[Prompt]: Keep only the lines where "this" appears.

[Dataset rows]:
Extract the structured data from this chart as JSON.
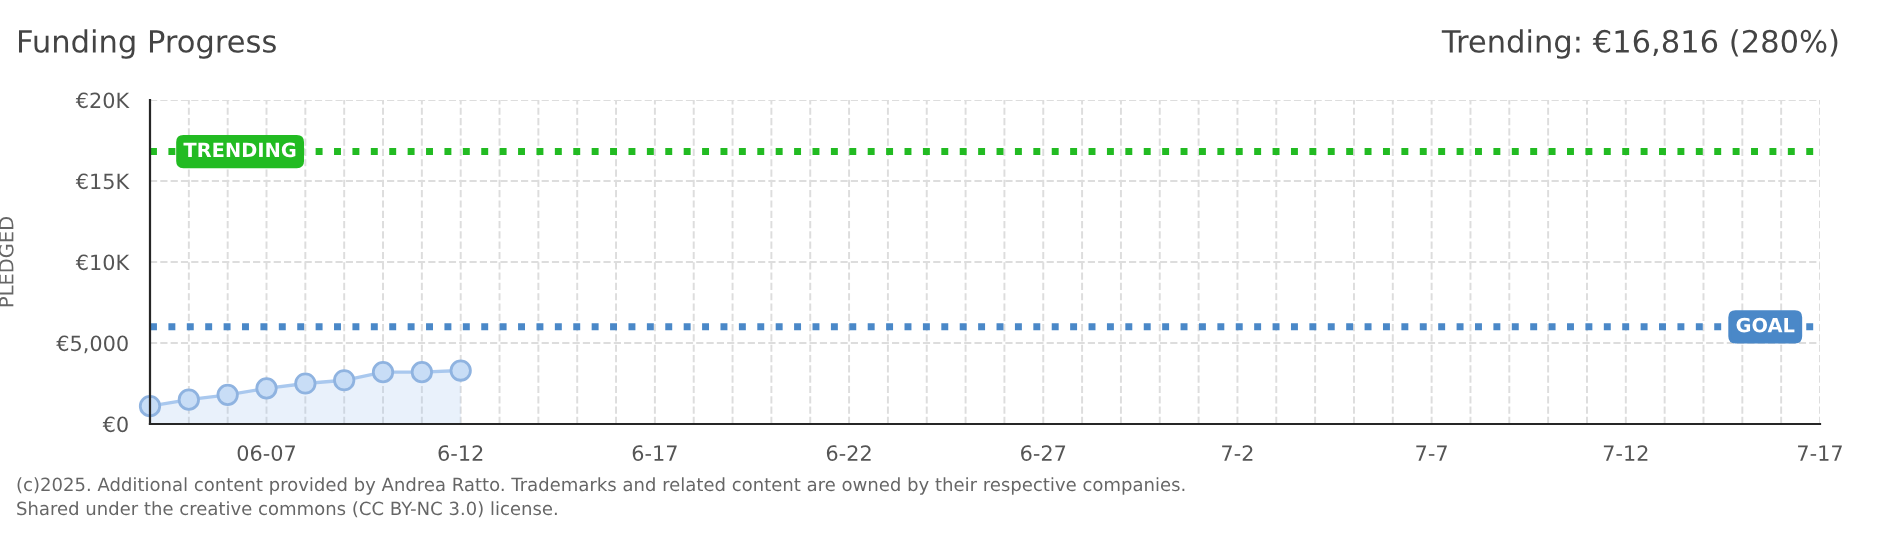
{
  "chart_data": {
    "type": "area",
    "title": "Funding Progress",
    "subtitle": "Trending: €16,816 (280%)",
    "ylabel": "PLEDGED",
    "x": [
      "2025-06-04",
      "2025-06-05",
      "2025-06-06",
      "2025-06-07",
      "2025-06-08",
      "2025-06-09",
      "2025-06-10",
      "2025-06-11",
      "2025-06-12"
    ],
    "series": [
      {
        "color": "#a9c8ee",
        "values": [
          1100,
          1500,
          1800,
          2200,
          2500,
          2700,
          3200,
          3200,
          3300
        ]
      }
    ],
    "marker": "circle",
    "grid": true,
    "xlim": [
      "2025-06-04",
      "2025-07-17"
    ],
    "xticks": [
      {
        "value": "2025-06-05",
        "label": null
      },
      {
        "value": "2025-06-06",
        "label": null
      },
      {
        "value": "2025-06-07",
        "label": "06-07"
      },
      {
        "value": "2025-06-08",
        "label": null
      },
      {
        "value": "2025-06-09",
        "label": null
      },
      {
        "value": "2025-06-10",
        "label": null
      },
      {
        "value": "2025-06-11",
        "label": null
      },
      {
        "value": "2025-06-12",
        "label": "6-12"
      },
      {
        "value": "2025-06-13",
        "label": null
      },
      {
        "value": "2025-06-14",
        "label": null
      },
      {
        "value": "2025-06-15",
        "label": null
      },
      {
        "value": "2025-06-16",
        "label": null
      },
      {
        "value": "2025-06-17",
        "label": "6-17"
      },
      {
        "value": "2025-06-18",
        "label": null
      },
      {
        "value": "2025-06-19",
        "label": null
      },
      {
        "value": "2025-06-20",
        "label": null
      },
      {
        "value": "2025-06-21",
        "label": null
      },
      {
        "value": "2025-06-22",
        "label": "6-22"
      },
      {
        "value": "2025-06-23",
        "label": null
      },
      {
        "value": "2025-06-24",
        "label": null
      },
      {
        "value": "2025-06-25",
        "label": null
      },
      {
        "value": "2025-06-26",
        "label": null
      },
      {
        "value": "2025-06-27",
        "label": "6-27"
      },
      {
        "value": "2025-06-28",
        "label": null
      },
      {
        "value": "2025-06-29",
        "label": null
      },
      {
        "value": "2025-06-30",
        "label": null
      },
      {
        "value": "2025-07-01",
        "label": null
      },
      {
        "value": "2025-07-02",
        "label": "7-2"
      },
      {
        "value": "2025-07-03",
        "label": null
      },
      {
        "value": "2025-07-04",
        "label": null
      },
      {
        "value": "2025-07-05",
        "label": null
      },
      {
        "value": "2025-07-06",
        "label": null
      },
      {
        "value": "2025-07-07",
        "label": "7-7"
      },
      {
        "value": "2025-07-08",
        "label": null
      },
      {
        "value": "2025-07-09",
        "label": null
      },
      {
        "value": "2025-07-10",
        "label": null
      },
      {
        "value": "2025-07-11",
        "label": null
      },
      {
        "value": "2025-07-12",
        "label": "7-12"
      },
      {
        "value": "2025-07-13",
        "label": null
      },
      {
        "value": "2025-07-14",
        "label": null
      },
      {
        "value": "2025-07-15",
        "label": null
      },
      {
        "value": "2025-07-16",
        "label": null
      },
      {
        "value": "2025-07-17",
        "label": "7-17"
      }
    ],
    "ylim": [
      0,
      20000
    ],
    "yticks": [
      {
        "value": 0,
        "label": "€0"
      },
      {
        "value": 5000,
        "label": "€5,000"
      },
      {
        "value": 10000,
        "label": "€10K"
      },
      {
        "value": 15000,
        "label": "€15K"
      },
      {
        "value": 20000,
        "label": "€20K"
      }
    ],
    "ref_lines": [
      {
        "axis": "y",
        "value": 16816,
        "label": "TRENDING",
        "color": "#22bb22",
        "line_style": "dotted"
      },
      {
        "axis": "y",
        "value": 6000,
        "label": "GOAL",
        "color": "#4a88c8",
        "line_style": "dotted"
      }
    ],
    "annotations": [
      "(c)2025. Additional content provided by Andrea Ratto. Trademarks and related content are owned by their respective companies.",
      "Shared under the creative commons (CC BY-NC 3.0) license."
    ]
  }
}
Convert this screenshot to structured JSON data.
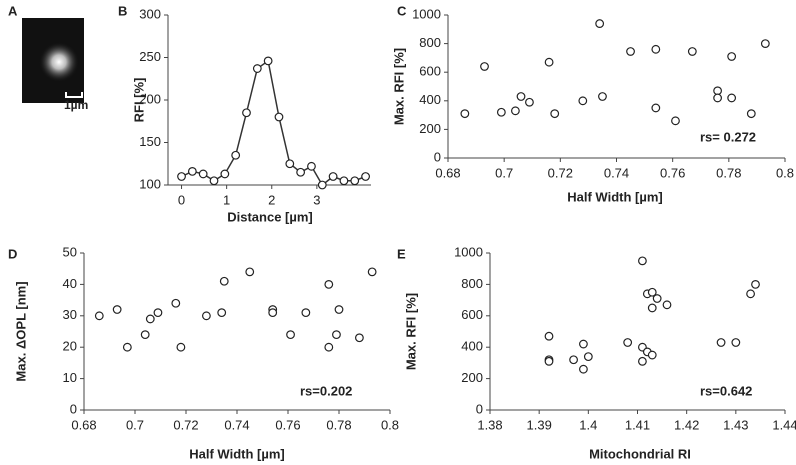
{
  "chart_data": [
    {
      "type": "image",
      "label": "A",
      "scale_bar": "1µm"
    },
    {
      "type": "line",
      "label": "B",
      "xlabel": "Distance [µm]",
      "ylabel": "RFI [%]",
      "x": [
        0,
        0.24,
        0.48,
        0.72,
        0.96,
        1.2,
        1.44,
        1.68,
        1.92,
        2.16,
        2.4,
        2.64,
        2.88,
        3.12,
        3.36,
        3.6,
        3.84,
        4.08
      ],
      "values": [
        110,
        116,
        113,
        105,
        113,
        135,
        185,
        237,
        246,
        180,
        125,
        115,
        122,
        100,
        110,
        105,
        105,
        110
      ],
      "xlim": [
        -0.3,
        4.2
      ],
      "xticks": [
        0,
        1,
        2,
        3
      ],
      "ylim": [
        100,
        300
      ],
      "yticks": [
        100,
        150,
        200,
        250,
        300
      ]
    },
    {
      "type": "scatter",
      "label": "C",
      "xlabel": "Half Width [µm]",
      "ylabel": "Max. RFI [%]",
      "annotation": "rs= 0.272",
      "x": [
        0.686,
        0.693,
        0.699,
        0.704,
        0.706,
        0.709,
        0.716,
        0.718,
        0.728,
        0.734,
        0.735,
        0.745,
        0.754,
        0.754,
        0.761,
        0.767,
        0.776,
        0.776,
        0.781,
        0.781,
        0.788,
        0.793
      ],
      "values": [
        310,
        640,
        320,
        330,
        430,
        390,
        670,
        310,
        400,
        940,
        430,
        745,
        760,
        350,
        260,
        745,
        470,
        420,
        420,
        710,
        310,
        800
      ],
      "xlim": [
        0.68,
        0.8
      ],
      "xticks": [
        0.68,
        0.7,
        0.72,
        0.74,
        0.76,
        0.78,
        0.8
      ],
      "ylim": [
        0,
        1000
      ],
      "yticks": [
        0,
        200,
        400,
        600,
        800,
        1000
      ]
    },
    {
      "type": "scatter",
      "label": "D",
      "xlabel": "Half Width [µm]",
      "ylabel": "Max. ΔOPL [nm]",
      "annotation": "rs=0.202",
      "x": [
        0.686,
        0.693,
        0.697,
        0.704,
        0.706,
        0.709,
        0.716,
        0.718,
        0.728,
        0.734,
        0.735,
        0.745,
        0.754,
        0.754,
        0.761,
        0.767,
        0.776,
        0.776,
        0.779,
        0.78,
        0.788,
        0.793
      ],
      "values": [
        30,
        32,
        20,
        24,
        29,
        31,
        34,
        20,
        30,
        31,
        41,
        44,
        32,
        31,
        24,
        31,
        40,
        20,
        24,
        32,
        23,
        44
      ],
      "xlim": [
        0.68,
        0.8
      ],
      "xticks": [
        0.68,
        0.7,
        0.72,
        0.74,
        0.76,
        0.78,
        0.8
      ],
      "ylim": [
        0,
        50
      ],
      "yticks": [
        0,
        10,
        20,
        30,
        40,
        50
      ]
    },
    {
      "type": "scatter",
      "label": "E",
      "xlabel": "Mitochondrial RI",
      "ylabel": "Max. RFI [%]",
      "annotation": "rs=0.642",
      "x": [
        1.392,
        1.392,
        1.392,
        1.397,
        1.399,
        1.399,
        1.4,
        1.408,
        1.411,
        1.411,
        1.411,
        1.412,
        1.412,
        1.413,
        1.413,
        1.414,
        1.413,
        1.416,
        1.427,
        1.43,
        1.433,
        1.434
      ],
      "values": [
        470,
        320,
        310,
        320,
        420,
        260,
        340,
        430,
        400,
        310,
        950,
        370,
        740,
        750,
        650,
        710,
        350,
        670,
        430,
        430,
        740,
        800
      ],
      "xlim": [
        1.38,
        1.44
      ],
      "xticks": [
        1.38,
        1.39,
        1.4,
        1.41,
        1.42,
        1.43,
        1.44
      ],
      "ylim": [
        0,
        1000
      ],
      "yticks": [
        0,
        200,
        400,
        600,
        800,
        1000
      ]
    }
  ]
}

[Answer in full]:
Extract the structured data from this chart as JSON.
Convert this screenshot to structured JSON data.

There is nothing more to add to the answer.